Count how many lines in this material contain "document". The answer is that number alone.

# Extracted information start

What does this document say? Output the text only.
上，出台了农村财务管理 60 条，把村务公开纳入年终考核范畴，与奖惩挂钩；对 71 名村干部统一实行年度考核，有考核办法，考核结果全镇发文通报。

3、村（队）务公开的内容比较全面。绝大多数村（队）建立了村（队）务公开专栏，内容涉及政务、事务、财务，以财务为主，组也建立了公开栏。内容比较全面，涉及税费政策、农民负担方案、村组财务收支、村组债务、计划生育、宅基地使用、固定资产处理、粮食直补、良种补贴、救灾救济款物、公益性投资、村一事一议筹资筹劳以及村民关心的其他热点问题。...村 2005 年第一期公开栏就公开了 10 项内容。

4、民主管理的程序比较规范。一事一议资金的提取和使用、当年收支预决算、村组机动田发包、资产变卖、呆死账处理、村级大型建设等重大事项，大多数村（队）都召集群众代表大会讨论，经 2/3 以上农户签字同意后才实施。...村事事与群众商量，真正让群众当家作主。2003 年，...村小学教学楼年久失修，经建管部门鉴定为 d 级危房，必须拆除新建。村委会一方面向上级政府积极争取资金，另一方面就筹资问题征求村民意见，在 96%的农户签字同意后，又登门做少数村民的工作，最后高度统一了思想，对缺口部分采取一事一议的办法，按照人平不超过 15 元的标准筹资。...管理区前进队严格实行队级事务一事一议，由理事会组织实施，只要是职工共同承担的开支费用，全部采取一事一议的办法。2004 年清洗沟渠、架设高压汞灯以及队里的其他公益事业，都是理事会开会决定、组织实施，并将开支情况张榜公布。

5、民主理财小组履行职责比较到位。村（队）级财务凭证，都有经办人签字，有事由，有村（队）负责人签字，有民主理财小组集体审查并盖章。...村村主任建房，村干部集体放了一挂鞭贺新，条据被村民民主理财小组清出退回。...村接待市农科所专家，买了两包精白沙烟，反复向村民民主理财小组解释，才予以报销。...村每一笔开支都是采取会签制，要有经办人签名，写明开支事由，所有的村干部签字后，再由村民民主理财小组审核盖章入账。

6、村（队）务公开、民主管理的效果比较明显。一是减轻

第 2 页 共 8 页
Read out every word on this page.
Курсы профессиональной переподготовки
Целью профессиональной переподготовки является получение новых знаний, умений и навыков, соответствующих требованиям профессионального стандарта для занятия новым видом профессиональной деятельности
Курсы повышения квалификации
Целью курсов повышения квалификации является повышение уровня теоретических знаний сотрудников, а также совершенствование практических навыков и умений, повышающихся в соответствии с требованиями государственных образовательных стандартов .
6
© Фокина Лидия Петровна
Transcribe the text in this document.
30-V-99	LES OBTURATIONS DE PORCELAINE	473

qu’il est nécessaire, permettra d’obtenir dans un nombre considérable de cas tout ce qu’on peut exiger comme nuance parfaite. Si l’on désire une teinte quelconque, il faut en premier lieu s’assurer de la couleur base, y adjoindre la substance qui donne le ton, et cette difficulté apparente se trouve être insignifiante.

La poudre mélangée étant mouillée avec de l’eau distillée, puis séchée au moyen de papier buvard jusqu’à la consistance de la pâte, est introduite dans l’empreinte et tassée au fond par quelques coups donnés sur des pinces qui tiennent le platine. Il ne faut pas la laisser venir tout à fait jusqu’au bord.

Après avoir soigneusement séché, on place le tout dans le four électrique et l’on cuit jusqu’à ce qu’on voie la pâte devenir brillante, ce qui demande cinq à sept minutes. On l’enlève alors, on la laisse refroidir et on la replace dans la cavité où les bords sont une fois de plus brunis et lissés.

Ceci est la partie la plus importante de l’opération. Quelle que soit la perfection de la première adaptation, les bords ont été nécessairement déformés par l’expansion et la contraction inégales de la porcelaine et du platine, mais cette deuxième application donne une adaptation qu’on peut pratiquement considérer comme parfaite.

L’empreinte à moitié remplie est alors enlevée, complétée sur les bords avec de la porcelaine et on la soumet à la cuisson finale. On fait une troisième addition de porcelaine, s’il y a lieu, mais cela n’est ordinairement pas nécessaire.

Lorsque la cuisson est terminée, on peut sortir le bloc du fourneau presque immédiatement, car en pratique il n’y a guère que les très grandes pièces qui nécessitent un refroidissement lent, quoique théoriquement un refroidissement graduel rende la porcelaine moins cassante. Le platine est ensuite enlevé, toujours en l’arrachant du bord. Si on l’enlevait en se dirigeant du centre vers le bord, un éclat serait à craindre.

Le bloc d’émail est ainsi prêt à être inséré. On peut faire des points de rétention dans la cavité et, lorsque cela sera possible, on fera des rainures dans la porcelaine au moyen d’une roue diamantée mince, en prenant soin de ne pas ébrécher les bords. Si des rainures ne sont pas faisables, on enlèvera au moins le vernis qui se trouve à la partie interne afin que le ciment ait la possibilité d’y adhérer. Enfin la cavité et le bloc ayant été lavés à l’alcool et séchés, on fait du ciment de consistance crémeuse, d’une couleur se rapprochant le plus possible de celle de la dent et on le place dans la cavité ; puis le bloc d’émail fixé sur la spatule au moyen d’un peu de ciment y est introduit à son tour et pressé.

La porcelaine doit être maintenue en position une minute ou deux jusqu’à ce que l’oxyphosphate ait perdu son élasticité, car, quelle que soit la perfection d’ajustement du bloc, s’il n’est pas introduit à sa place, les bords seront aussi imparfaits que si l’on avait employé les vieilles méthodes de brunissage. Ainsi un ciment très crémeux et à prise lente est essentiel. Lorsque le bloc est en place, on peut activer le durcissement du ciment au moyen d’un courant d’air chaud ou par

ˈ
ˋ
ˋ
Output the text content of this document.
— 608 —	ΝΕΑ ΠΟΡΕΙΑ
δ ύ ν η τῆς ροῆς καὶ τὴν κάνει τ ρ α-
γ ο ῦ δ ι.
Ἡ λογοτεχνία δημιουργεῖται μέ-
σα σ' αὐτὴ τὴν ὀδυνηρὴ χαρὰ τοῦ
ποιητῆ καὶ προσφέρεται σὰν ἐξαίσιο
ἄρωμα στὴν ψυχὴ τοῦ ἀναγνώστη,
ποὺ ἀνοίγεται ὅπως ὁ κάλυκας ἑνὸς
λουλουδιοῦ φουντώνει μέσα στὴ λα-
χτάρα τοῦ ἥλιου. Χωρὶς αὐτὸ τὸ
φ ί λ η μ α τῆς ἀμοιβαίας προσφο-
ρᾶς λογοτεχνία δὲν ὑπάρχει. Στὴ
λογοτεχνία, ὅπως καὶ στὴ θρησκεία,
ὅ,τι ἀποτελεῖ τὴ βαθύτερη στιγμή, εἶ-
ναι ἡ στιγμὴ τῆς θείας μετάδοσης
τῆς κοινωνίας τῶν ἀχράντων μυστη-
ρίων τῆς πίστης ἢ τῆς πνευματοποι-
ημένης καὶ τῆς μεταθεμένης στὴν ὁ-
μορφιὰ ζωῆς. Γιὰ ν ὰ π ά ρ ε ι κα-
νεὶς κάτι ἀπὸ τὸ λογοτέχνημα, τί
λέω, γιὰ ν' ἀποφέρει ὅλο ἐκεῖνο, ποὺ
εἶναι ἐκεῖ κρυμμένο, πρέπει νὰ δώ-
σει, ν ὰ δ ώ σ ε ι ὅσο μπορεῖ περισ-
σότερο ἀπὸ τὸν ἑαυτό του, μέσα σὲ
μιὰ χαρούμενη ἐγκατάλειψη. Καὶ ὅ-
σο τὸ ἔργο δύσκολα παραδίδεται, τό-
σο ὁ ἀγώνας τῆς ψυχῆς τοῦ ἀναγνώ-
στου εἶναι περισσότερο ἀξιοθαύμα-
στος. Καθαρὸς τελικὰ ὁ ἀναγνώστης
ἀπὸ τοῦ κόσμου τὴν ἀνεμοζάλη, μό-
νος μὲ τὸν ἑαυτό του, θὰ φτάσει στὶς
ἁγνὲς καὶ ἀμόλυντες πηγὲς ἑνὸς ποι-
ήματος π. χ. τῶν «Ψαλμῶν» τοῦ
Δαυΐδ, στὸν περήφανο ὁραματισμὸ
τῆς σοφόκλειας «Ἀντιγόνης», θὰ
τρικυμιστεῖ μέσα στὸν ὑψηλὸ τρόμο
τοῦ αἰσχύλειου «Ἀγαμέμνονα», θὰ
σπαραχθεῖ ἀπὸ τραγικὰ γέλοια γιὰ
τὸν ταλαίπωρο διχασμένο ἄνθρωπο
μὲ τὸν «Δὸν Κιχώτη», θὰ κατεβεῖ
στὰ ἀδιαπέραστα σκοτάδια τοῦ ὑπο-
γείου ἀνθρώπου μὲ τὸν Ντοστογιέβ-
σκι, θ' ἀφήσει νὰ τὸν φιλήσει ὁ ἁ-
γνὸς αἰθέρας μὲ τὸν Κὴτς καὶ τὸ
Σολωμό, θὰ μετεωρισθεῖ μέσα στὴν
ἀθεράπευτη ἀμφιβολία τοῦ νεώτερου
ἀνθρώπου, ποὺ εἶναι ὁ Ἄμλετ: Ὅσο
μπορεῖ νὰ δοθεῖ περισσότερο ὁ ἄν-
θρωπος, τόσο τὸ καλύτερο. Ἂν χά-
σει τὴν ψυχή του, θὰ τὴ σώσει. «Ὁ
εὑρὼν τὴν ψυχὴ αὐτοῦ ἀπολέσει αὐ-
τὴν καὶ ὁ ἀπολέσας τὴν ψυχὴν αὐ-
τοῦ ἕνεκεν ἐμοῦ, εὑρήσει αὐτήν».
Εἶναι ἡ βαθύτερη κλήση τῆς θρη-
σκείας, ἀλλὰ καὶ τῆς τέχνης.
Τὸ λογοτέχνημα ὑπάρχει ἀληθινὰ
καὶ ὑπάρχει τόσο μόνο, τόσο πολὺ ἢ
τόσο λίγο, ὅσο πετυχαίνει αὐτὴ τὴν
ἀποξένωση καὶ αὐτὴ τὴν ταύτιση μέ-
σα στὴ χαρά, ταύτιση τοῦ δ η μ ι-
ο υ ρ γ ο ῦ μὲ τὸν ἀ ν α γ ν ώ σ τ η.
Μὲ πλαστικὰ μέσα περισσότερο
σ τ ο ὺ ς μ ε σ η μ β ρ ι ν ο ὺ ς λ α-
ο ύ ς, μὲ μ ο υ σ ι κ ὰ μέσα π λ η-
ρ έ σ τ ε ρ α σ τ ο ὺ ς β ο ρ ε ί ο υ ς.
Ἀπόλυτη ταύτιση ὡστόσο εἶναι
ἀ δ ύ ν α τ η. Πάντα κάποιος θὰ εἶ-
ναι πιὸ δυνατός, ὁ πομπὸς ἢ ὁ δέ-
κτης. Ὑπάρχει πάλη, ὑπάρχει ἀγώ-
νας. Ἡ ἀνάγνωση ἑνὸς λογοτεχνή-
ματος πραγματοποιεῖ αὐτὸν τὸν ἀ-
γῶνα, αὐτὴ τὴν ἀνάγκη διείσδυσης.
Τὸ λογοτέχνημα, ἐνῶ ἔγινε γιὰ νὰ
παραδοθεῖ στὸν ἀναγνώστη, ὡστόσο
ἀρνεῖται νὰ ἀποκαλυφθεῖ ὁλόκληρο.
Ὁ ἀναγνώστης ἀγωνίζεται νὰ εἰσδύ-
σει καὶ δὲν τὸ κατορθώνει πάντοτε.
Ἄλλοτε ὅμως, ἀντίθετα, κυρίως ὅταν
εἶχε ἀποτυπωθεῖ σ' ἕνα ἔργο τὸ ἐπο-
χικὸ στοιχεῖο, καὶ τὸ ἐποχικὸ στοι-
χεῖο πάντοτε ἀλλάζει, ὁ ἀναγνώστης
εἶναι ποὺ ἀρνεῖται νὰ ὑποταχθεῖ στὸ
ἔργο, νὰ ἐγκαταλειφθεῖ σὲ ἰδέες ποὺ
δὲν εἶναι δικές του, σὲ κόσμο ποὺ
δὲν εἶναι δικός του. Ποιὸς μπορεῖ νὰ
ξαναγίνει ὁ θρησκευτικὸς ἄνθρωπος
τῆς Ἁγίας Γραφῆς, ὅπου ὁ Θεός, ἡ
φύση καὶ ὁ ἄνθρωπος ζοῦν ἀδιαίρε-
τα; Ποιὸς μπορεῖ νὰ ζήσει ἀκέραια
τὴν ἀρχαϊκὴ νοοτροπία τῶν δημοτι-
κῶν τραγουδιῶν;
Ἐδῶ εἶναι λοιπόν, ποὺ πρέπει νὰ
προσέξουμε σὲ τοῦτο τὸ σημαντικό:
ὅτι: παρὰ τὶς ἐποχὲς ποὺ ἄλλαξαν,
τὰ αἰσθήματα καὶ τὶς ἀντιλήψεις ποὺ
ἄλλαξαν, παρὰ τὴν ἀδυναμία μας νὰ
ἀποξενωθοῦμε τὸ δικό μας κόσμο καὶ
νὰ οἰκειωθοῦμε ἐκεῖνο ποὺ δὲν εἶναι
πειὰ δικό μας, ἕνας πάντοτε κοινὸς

# Extracted information end

### The answer
3